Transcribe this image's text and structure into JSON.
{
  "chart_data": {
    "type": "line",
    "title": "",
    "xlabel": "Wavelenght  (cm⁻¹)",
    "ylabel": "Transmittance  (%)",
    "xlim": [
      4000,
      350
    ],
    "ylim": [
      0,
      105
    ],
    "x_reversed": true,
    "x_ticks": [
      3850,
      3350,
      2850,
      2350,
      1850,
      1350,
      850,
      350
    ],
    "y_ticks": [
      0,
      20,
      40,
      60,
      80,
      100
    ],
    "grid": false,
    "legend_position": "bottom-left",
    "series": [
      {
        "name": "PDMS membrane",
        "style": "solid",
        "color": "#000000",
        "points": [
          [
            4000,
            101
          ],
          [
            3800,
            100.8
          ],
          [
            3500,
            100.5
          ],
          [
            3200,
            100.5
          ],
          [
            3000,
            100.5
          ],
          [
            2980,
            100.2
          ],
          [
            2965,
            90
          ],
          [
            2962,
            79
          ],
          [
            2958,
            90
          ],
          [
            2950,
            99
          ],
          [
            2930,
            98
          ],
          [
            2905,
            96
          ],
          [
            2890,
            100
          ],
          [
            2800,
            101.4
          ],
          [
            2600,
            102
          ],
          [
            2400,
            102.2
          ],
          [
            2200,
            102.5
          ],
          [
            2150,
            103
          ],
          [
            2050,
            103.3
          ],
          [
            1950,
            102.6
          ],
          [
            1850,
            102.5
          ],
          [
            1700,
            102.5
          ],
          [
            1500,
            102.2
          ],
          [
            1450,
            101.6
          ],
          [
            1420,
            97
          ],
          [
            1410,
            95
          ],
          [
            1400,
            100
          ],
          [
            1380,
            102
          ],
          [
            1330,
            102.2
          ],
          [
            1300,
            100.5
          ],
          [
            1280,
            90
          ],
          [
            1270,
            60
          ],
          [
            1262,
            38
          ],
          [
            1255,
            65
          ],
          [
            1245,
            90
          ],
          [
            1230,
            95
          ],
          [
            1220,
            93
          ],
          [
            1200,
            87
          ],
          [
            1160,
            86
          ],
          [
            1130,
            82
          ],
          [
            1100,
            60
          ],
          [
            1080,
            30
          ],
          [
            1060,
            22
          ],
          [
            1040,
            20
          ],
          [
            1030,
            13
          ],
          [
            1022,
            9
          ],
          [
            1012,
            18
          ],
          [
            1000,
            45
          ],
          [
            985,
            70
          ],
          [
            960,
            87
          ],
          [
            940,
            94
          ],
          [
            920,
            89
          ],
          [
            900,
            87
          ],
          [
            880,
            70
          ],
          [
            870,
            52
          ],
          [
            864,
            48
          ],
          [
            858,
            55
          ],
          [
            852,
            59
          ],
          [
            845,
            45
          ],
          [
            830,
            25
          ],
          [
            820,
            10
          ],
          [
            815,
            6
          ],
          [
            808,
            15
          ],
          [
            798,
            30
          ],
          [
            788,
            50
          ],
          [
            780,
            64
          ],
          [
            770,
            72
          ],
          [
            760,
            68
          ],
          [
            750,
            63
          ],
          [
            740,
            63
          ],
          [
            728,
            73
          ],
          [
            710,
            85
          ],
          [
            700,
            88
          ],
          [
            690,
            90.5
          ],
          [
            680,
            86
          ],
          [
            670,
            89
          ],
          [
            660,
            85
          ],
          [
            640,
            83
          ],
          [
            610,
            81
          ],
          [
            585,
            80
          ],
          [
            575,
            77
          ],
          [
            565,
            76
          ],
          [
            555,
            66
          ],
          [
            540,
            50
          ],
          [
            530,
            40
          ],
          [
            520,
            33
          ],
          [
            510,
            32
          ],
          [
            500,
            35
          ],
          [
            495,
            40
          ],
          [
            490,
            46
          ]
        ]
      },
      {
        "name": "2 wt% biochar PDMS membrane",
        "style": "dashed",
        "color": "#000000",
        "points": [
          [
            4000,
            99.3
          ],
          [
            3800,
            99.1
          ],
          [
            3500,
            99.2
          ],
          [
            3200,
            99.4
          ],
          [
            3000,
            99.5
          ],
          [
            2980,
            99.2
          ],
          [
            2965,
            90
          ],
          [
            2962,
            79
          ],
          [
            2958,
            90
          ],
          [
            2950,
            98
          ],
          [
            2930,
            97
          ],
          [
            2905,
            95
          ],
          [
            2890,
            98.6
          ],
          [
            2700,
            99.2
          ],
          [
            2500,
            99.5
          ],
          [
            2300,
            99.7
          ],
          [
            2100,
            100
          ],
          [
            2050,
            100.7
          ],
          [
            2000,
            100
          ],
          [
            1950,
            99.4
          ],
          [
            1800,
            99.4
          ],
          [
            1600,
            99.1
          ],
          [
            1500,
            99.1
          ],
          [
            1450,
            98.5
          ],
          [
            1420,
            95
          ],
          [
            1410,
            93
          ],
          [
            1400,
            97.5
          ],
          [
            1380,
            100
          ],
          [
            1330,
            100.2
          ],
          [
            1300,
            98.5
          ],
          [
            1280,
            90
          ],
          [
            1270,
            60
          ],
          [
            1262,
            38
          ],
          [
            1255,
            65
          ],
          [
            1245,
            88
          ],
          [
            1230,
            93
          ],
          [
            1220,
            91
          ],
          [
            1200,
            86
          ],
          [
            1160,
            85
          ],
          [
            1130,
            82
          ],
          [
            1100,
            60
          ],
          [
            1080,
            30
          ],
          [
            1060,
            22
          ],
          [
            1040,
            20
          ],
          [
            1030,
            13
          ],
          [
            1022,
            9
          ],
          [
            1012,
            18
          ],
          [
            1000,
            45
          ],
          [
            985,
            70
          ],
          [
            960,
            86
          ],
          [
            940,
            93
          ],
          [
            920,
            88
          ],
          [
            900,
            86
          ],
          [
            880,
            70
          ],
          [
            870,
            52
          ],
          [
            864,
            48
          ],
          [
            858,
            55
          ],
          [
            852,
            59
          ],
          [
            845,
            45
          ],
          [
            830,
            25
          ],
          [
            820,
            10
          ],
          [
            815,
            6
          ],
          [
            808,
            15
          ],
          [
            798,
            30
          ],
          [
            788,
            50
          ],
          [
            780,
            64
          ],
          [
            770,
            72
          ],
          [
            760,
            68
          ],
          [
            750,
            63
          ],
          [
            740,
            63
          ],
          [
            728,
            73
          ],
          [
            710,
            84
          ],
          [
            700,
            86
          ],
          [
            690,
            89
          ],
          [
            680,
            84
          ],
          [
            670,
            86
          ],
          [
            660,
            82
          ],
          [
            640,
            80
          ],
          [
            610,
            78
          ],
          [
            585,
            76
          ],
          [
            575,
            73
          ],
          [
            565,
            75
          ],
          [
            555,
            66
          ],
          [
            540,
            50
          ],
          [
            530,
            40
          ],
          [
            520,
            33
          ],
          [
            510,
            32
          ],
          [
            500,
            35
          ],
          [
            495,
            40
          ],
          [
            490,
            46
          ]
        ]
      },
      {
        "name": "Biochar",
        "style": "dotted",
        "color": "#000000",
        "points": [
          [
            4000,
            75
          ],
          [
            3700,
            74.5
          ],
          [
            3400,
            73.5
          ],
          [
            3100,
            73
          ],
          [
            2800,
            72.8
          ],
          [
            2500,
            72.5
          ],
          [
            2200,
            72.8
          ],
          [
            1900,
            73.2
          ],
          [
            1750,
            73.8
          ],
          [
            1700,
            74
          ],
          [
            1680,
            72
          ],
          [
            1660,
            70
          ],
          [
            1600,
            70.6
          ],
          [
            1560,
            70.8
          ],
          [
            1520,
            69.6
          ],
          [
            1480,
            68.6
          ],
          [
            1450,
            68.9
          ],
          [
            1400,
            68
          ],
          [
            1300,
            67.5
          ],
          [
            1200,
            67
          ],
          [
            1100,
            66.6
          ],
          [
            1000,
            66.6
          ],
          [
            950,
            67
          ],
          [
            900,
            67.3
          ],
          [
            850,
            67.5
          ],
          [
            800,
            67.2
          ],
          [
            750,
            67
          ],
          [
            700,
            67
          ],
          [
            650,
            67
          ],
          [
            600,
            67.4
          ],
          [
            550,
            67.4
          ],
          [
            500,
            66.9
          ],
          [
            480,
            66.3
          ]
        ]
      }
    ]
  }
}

==================================================

[Work to complete] Determine how many lines in the listing above hold the word "membrane", answering with the number only.

[Exercise result] 2